■ **STATED GOAL**
Could you write out every entry exactly as it stands?

[Structured figure records]
================================

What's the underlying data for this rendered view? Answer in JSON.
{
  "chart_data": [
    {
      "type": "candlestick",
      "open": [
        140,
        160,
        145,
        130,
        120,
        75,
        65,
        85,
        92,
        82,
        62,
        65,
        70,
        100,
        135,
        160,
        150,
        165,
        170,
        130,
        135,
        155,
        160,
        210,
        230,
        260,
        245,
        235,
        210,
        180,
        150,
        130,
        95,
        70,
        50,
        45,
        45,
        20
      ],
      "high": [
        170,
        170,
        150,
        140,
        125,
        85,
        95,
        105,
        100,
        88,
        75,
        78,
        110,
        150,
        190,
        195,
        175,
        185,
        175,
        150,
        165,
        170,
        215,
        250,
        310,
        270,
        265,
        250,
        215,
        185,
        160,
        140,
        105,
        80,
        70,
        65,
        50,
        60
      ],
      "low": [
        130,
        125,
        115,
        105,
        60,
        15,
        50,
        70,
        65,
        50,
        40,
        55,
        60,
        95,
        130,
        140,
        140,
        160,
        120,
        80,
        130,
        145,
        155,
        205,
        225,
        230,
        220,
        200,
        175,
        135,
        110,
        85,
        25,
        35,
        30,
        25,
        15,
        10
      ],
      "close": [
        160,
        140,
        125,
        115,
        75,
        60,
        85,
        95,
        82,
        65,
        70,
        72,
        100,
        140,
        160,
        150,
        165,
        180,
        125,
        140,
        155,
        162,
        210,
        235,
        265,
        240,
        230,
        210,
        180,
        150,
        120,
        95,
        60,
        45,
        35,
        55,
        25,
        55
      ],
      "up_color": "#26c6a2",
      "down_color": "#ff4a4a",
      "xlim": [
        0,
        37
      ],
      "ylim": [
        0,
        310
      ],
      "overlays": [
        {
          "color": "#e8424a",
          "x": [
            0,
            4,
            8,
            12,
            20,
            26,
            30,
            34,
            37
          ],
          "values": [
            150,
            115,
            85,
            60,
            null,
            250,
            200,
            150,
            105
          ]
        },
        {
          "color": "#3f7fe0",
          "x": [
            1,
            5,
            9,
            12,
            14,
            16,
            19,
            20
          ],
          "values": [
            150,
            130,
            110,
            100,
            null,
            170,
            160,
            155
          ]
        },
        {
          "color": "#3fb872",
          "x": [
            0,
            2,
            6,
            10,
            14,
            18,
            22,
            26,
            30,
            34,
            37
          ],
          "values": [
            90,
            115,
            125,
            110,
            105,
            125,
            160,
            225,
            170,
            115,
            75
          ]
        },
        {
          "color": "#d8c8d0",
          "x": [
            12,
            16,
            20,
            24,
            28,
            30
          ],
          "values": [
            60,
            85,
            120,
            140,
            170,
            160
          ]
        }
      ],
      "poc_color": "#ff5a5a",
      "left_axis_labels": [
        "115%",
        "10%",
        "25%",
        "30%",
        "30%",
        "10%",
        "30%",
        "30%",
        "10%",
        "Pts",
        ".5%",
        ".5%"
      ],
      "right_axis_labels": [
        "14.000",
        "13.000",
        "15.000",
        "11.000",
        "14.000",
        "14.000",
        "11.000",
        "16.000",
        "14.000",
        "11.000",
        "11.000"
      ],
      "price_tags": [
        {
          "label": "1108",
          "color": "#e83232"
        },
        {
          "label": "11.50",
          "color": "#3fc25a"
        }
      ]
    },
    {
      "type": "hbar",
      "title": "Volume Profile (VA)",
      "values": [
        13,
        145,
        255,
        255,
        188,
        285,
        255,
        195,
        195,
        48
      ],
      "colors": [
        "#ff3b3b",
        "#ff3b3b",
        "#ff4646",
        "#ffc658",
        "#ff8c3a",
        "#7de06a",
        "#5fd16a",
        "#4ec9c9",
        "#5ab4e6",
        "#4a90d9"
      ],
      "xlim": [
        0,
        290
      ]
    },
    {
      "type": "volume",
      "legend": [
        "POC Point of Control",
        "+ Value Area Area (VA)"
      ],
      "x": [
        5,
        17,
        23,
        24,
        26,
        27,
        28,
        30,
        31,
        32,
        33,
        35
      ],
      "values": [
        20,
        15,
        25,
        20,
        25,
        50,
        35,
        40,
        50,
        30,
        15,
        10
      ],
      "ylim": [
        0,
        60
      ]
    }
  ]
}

================================

■ **WRITTEN RESPONSE**
What's the underlying data for this rendered view? Answer in JSON.
{
  "chart_data": [
    {
      "type": "candlestick",
      "open": [
        140,
        160,
        145,
        130,
        120,
        75,
        65,
        85,
        92,
        82,
        62,
        65,
        70,
        100,
        135,
        160,
        150,
        165,
        170,
        130,
        135,
        155,
        160,
        210,
        230,
        260,
        245,
        235,
        210,
        180,
        150,
        130,
        95,
        70,
        50,
        45,
        45,
        20
      ],
      "high": [
        170,
        170,
        150,
        140,
        125,
        85,
        95,
        105,
        100,
        88,
        75,
        78,
        110,
        150,
        190,
        195,
        175,
        185,
        175,
        150,
        165,
        170,
        215,
        250,
        310,
        270,
        265,
        250,
        215,
        185,
        160,
        140,
        105,
        80,
        70,
        65,
        50,
        60
      ],
      "low": [
        130,
        125,
        115,
        105,
        60,
        15,
        50,
        70,
        65,
        50,
        40,
        55,
        60,
        95,
        130,
        140,
        140,
        160,
        120,
        80,
        130,
        145,
        155,
        205,
        225,
        230,
        220,
        200,
        175,
        135,
        110,
        85,
        25,
        35,
        30,
        25,
        15,
        10
      ],
      "close": [
        160,
        140,
        125,
        115,
        75,
        60,
        85,
        95,
        82,
        65,
        70,
        72,
        100,
        140,
        160,
        150,
        165,
        180,
        125,
        140,
        155,
        162,
        210,
        235,
        265,
        240,
        230,
        210,
        180,
        150,
        120,
        95,
        60,
        45,
        35,
        55,
        25,
        55
      ],
      "up_color": "#26c6a2",
      "down_color": "#ff4a4a",
      "xlim": [
        0,
        37
      ],
      "ylim": [
        0,
        310
      ],
      "overlays": [
        {
          "color": "#e8424a",
          "x": [
            0,
            4,
            8,
            12,
            20,
            26,
            30,
            34,
            37
          ],
          "values": [
            150,
            115,
            85,
            60,
            null,
            250,
            200,
            150,
            105
          ]
        },
        {
          "color": "#3f7fe0",
          "x": [
            1,
            5,
            9,
            12,
            14,
            16,
            19,
            20
          ],
          "values": [
            150,
            130,
            110,
            100,
            null,
            170,
            160,
            155
          ]
        },
        {
          "color": "#3fb872",
          "x": [
            0,
            2,
            6,
            10,
            14,
            18,
            22,
            26,
            30,
            34,
            37
          ],
          "values": [
            90,
            115,
            125,
            110,
            105,
            125,
            160,
            225,
            170,
            115,
            75
          ]
        },
        {
          "color": "#d8c8d0",
          "x": [
            12,
            16,
            20,
            24,
            28,
            30
          ],
          "values": [
            60,
            85,
            120,
            140,
            170,
            160
          ]
        }
      ],
      "poc_color": "#ff5a5a",
      "left_axis_labels": [
        "115%",
        "10%",
        "25%",
        "30%",
        "30%",
        "10%",
        "30%",
        "30%",
        "10%",
        "Pts",
        ".5%",
        ".5%"
      ],
      "right_axis_labels": [
        "14.000",
        "13.000",
        "15.000",
        "11.000",
        "14.000",
        "14.000",
        "11.000",
        "16.000",
        "14.000",
        "11.000",
        "11.000"
      ],
      "price_tags": [
        {
          "label": "1108",
          "color": "#e83232"
        },
        {
          "label": "11.50",
          "color": "#3fc25a"
        }
      ]
    },
    {
      "type": "hbar",
      "title": "Volume Profile (VA)",
      "values": [
        13,
        145,
        255,
        255,
        188,
        285,
        255,
        195,
        195,
        48
      ],
      "colors": [
        "#ff3b3b",
        "#ff3b3b",
        "#ff4646",
        "#ffc658",
        "#ff8c3a",
        "#7de06a",
        "#5fd16a",
        "#4ec9c9",
        "#5ab4e6",
        "#4a90d9"
      ],
      "xlim": [
        0,
        290
      ]
    },
    {
      "type": "volume",
      "legend": [
        "POC Point of Control",
        "+ Value Area Area (VA)"
      ],
      "x": [
        5,
        17,
        23,
        24,
        26,
        27,
        28,
        30,
        31,
        32,
        33,
        35
      ],
      "values": [
        20,
        15,
        25,
        20,
        25,
        50,
        35,
        40,
        50,
        30,
        15,
        10
      ],
      "ylim": [
        0,
        60
      ]
    }
  ]
}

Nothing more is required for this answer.